§ **PROVIDED RECORDS**
%%
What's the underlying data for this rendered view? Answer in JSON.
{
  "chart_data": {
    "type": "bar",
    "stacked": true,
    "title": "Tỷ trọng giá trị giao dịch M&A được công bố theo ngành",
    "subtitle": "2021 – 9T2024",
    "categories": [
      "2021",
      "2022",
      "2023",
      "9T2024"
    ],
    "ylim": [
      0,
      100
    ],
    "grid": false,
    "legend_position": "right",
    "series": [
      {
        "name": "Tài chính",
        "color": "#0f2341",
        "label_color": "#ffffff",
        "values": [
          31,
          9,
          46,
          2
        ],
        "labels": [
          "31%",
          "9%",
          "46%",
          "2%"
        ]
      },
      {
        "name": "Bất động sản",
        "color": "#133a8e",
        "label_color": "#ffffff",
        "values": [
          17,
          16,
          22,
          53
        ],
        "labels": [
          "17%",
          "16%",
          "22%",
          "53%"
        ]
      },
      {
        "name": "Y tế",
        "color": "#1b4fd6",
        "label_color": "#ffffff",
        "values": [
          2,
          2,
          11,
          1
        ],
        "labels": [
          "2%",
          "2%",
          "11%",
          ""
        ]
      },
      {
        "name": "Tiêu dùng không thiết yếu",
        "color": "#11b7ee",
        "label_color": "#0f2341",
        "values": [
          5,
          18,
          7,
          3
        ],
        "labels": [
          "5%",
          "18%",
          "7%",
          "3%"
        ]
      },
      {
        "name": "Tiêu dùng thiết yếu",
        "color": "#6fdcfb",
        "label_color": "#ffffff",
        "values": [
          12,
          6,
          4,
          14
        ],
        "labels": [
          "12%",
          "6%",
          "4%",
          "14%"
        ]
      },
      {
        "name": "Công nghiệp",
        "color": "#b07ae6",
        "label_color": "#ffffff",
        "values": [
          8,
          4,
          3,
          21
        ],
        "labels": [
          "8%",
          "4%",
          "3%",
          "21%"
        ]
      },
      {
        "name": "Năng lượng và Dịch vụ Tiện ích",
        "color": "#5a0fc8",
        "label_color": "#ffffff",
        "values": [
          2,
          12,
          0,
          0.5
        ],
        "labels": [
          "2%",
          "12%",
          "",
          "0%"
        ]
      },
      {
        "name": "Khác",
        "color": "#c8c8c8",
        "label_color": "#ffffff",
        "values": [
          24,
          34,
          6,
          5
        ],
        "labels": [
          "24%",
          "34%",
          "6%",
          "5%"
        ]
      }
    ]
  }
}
%%
§ **WRITTEN PROBLEM**
Write out the records above again, keeping each one identical to the original.

§ **FULL ANSWER**
What's the underlying data for this rendered view? Answer in JSON.
{
  "chart_data": {
    "type": "bar",
    "stacked": true,
    "title": "Tỷ trọng giá trị giao dịch M&A được công bố theo ngành",
    "subtitle": "2021 – 9T2024",
    "categories": [
      "2021",
      "2022",
      "2023",
      "9T2024"
    ],
    "ylim": [
      0,
      100
    ],
    "grid": false,
    "legend_position": "right",
    "series": [
      {
        "name": "Tài chính",
        "color": "#0f2341",
        "label_color": "#ffffff",
        "values": [
          31,
          9,
          46,
          2
        ],
        "labels": [
          "31%",
          "9%",
          "46%",
          "2%"
        ]
      },
      {
        "name": "Bất động sản",
        "color": "#133a8e",
        "label_color": "#ffffff",
        "values": [
          17,
          16,
          22,
          53
        ],
        "labels": [
          "17%",
          "16%",
          "22%",
          "53%"
        ]
      },
      {
        "name": "Y tế",
        "color": "#1b4fd6",
        "label_color": "#ffffff",
        "values": [
          2,
          2,
          11,
          1
        ],
        "labels": [
          "2%",
          "2%",
          "11%",
          ""
        ]
      },
      {
        "name": "Tiêu dùng không thiết yếu",
        "color": "#11b7ee",
        "label_color": "#0f2341",
        "values": [
          5,
          18,
          7,
          3
        ],
        "labels": [
          "5%",
          "18%",
          "7%",
          "3%"
        ]
      },
      {
        "name": "Tiêu dùng thiết yếu",
        "color": "#6fdcfb",
        "label_color": "#ffffff",
        "values": [
          12,
          6,
          4,
          14
        ],
        "labels": [
          "12%",
          "6%",
          "4%",
          "14%"
        ]
      },
      {
        "name": "Công nghiệp",
        "color": "#b07ae6",
        "label_color": "#ffffff",
        "values": [
          8,
          4,
          3,
          21
        ],
        "labels": [
          "8%",
          "4%",
          "3%",
          "21%"
        ]
      },
      {
        "name": "Năng lượng và Dịch vụ Tiện ích",
        "color": "#5a0fc8",
        "label_color": "#ffffff",
        "values": [
          2,
          12,
          0,
          0.5
        ],
        "labels": [
          "2%",
          "12%",
          "",
          "0%"
        ]
      },
      {
        "name": "Khác",
        "color": "#c8c8c8",
        "label_color": "#ffffff",
        "values": [
          24,
          34,
          6,
          5
        ],
        "labels": [
          "24%",
          "34%",
          "6%",
          "5%"
        ]
      }
    ]
  }
}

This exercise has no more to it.